───── RECORDS SUPPLIED ─────
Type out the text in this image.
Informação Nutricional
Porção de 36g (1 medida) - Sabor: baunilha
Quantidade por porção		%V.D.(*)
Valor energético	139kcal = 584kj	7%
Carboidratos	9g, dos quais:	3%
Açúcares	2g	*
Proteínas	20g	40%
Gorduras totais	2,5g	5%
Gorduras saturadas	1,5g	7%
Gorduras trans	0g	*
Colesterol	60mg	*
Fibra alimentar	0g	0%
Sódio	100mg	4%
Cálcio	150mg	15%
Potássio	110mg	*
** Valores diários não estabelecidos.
─────
**WHAT NEEDS TO BE DONE:**
Your task is to print all of the records exactly.

**FINAL RESULT:**
Type out the text in this image.
Informação Nutricional
Porção de 36g (1 medida) - Sabor: baunilha
Quantidade por porção		%V.D.(*)
Valor energético	139kcal = 584kj	7%
Carboidratos	9g, dos quais:	3%
Açúcares	2g	*
Proteínas	20g	40%
Gorduras totais	2,5g	5%
Gorduras saturadas	1,5g	7%
Gorduras trans	0g	*
Colesterol	60mg	*
Fibra alimentar	0g	0%
Sódio	100mg	4%
Cálcio	150mg	15%
Potássio	110mg	*
** Valores diários não estabelecidos.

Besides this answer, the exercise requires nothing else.